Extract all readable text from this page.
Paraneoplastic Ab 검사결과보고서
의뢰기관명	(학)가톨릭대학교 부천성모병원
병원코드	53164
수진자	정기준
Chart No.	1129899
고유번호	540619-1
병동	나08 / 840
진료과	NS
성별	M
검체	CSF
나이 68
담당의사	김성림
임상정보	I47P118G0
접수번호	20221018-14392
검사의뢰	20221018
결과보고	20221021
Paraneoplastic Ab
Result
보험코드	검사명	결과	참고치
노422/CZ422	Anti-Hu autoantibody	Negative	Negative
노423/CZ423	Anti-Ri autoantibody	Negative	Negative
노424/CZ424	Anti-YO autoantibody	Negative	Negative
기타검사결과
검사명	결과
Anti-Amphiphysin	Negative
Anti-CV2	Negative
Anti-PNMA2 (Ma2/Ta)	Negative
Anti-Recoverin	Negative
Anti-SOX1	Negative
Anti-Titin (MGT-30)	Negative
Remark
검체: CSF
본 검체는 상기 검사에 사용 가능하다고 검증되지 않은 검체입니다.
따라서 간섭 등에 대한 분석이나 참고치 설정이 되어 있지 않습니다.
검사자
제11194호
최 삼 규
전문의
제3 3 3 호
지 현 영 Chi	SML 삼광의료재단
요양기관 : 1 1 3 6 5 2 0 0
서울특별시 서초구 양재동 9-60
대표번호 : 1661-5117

--*--

> Problem to solve
Repeat the entire listing exactly.

> Written solution
Extract all readable text from this page.
Paraneoplastic Ab 검사결과보고서
의뢰기관명	(학)가톨릭대학교 부천성모병원
병원코드	53164
수진자	정기준
Chart No.	1129899
고유번호	540619-1
병동	나08 / 840
진료과	NS
성별	M
검체	CSF
나이 68
담당의사	김성림
임상정보	I47P118G0
접수번호	20221018-14392
검사의뢰	20221018
결과보고	20221021
Paraneoplastic Ab
Result
보험코드	검사명	결과	참고치
노422/CZ422	Anti-Hu autoantibody	Negative	Negative
노423/CZ423	Anti-Ri autoantibody	Negative	Negative
노424/CZ424	Anti-YO autoantibody	Negative	Negative
기타검사결과
검사명	결과
Anti-Amphiphysin	Negative
Anti-CV2	Negative
Anti-PNMA2 (Ma2/Ta)	Negative
Anti-Recoverin	Negative
Anti-SOX1	Negative
Anti-Titin (MGT-30)	Negative
Remark
검체: CSF
본 검체는 상기 검사에 사용 가능하다고 검증되지 않은 검체입니다.
따라서 간섭 등에 대한 분석이나 참고치 설정이 되어 있지 않습니다.
검사자
제11194호
최 삼 규
전문의
제3 3 3 호
지 현 영 Chi	SML 삼광의료재단
요양기관 : 1 1 3 6 5 2 0 0
서울특별시 서초구 양재동 9-60
대표번호 : 1661-5117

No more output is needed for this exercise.